Aim:
Only lines with the word "Years" are needed; collect each of them from the listing below.

(Items from a figure collection)
══════════════════════════════
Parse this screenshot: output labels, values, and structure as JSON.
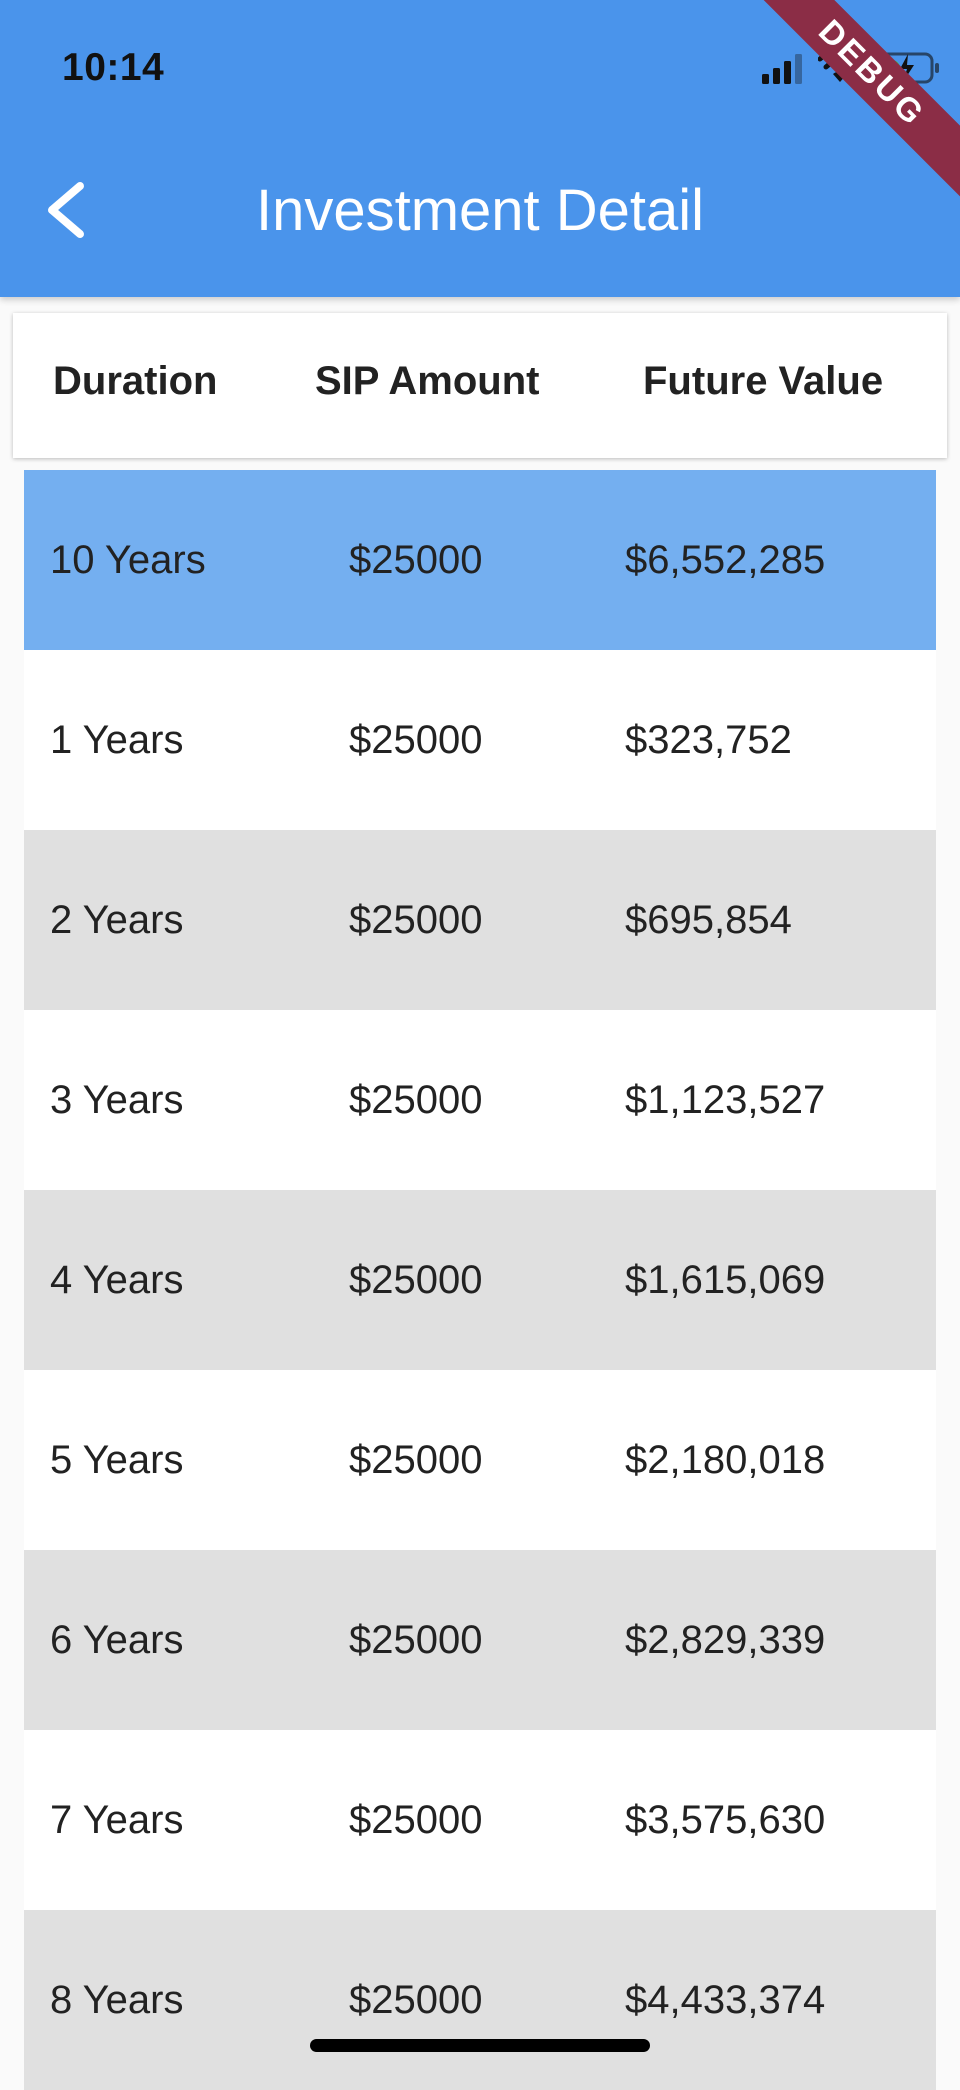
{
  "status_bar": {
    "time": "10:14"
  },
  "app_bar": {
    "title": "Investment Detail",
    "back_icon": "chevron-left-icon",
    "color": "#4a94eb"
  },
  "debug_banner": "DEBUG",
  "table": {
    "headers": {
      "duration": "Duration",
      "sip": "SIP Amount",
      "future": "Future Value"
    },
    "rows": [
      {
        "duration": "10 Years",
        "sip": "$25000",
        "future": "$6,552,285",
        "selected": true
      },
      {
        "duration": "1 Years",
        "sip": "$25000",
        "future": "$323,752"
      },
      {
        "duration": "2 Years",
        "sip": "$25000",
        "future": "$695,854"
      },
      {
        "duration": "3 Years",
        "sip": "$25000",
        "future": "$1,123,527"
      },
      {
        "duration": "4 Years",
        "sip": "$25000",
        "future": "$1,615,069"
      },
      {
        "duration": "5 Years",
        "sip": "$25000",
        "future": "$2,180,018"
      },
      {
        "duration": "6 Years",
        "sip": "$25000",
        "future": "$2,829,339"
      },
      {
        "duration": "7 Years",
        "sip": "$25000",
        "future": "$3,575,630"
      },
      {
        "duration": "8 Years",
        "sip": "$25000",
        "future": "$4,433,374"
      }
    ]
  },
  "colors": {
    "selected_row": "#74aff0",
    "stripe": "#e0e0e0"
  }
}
══════════════════════════════
Reply to the exercise:
        "duration": "10 Years",
        "duration": "1 Years",
        "duration": "2 Years",
        "duration": "3 Years",
        "duration": "4 Years",
        "duration": "5 Years",
        "duration": "6 Years",
        "duration": "7 Years",
        "duration": "8 Years",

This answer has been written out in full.